* **Goal**:
Copy out every line that contains "JSON".

* **Entries provided**:
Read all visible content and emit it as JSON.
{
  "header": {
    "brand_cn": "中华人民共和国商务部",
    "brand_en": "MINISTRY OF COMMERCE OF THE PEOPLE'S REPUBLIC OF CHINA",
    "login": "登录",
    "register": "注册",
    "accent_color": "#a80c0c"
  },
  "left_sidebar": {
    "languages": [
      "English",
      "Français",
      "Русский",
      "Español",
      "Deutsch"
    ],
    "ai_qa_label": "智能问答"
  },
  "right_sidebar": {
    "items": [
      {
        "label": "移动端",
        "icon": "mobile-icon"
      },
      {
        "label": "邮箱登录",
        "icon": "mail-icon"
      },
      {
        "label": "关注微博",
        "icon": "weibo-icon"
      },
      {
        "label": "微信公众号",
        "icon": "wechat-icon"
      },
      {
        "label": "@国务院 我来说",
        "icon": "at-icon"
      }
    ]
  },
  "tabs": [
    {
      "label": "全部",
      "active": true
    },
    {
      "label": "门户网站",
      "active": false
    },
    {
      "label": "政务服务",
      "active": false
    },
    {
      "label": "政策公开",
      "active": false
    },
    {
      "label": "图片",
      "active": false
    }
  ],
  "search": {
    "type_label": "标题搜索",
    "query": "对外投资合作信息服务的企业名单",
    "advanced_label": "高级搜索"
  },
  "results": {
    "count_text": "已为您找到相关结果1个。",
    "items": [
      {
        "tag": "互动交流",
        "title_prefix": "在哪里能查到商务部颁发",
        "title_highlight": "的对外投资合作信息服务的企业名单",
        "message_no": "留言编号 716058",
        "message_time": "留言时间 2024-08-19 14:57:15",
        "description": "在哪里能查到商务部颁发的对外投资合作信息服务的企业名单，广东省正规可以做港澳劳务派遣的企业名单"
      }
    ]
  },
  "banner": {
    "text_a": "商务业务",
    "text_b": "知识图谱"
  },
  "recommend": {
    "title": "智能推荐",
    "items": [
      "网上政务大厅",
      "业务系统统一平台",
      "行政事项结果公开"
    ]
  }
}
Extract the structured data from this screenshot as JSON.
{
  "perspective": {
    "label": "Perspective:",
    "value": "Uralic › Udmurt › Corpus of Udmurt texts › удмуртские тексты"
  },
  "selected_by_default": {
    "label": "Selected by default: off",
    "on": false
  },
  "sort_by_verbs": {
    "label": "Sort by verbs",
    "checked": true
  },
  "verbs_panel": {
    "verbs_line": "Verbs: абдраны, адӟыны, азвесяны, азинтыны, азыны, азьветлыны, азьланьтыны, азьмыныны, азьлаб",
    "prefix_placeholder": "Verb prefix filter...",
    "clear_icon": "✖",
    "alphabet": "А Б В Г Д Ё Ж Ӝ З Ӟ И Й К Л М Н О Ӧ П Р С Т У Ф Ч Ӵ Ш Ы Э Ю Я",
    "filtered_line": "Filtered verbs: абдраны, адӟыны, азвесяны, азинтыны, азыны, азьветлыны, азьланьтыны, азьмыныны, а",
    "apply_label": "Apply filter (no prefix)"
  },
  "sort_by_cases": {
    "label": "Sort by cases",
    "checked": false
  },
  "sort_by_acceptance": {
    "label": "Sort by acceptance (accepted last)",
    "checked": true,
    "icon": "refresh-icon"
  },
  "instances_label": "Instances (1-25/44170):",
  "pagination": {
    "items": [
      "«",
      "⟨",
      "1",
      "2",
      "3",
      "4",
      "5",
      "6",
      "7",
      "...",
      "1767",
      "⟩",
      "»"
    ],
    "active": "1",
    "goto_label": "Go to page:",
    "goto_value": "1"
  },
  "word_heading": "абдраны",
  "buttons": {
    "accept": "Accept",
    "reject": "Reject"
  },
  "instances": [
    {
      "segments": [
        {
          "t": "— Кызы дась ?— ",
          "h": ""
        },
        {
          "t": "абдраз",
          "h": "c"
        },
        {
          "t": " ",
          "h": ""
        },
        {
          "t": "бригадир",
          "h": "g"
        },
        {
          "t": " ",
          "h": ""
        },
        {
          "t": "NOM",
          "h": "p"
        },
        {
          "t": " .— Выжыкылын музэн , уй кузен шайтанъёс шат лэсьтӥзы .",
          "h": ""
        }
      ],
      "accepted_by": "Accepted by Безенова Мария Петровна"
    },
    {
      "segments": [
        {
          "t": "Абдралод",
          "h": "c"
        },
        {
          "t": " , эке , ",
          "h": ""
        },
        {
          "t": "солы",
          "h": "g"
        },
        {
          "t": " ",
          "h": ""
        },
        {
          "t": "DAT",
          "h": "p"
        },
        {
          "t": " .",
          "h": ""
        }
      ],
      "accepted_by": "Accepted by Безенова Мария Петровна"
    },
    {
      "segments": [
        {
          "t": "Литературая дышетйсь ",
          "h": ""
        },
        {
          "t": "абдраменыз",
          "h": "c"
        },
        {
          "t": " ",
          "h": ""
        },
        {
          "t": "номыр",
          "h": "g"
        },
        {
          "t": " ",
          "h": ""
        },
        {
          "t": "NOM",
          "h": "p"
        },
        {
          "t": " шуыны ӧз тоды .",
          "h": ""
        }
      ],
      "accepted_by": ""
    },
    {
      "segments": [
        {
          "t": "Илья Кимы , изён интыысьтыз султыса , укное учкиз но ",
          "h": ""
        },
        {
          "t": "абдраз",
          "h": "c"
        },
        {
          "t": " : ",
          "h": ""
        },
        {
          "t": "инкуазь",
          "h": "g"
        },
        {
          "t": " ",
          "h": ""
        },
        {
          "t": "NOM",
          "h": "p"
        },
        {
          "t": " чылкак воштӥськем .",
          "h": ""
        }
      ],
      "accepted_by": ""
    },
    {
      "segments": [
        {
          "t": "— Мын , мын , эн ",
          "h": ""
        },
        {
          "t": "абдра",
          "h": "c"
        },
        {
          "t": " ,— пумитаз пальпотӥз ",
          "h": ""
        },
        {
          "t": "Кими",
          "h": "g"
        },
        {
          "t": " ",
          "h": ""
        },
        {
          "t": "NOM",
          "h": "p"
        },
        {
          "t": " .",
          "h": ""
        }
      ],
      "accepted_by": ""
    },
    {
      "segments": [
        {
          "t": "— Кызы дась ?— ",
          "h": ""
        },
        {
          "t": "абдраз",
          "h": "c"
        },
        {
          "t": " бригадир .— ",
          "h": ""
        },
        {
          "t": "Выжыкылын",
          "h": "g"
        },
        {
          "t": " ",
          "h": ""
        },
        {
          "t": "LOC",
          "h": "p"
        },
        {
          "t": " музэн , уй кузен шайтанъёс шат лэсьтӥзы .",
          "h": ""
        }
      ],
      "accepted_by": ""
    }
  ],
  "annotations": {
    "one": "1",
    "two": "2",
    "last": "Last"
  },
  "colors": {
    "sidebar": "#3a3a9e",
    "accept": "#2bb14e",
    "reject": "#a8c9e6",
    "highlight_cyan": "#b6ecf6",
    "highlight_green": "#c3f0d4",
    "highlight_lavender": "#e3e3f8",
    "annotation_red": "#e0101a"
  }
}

* **Response**:
Read all visible content and emit it as JSON.
Extract the structured data from this screenshot as JSON.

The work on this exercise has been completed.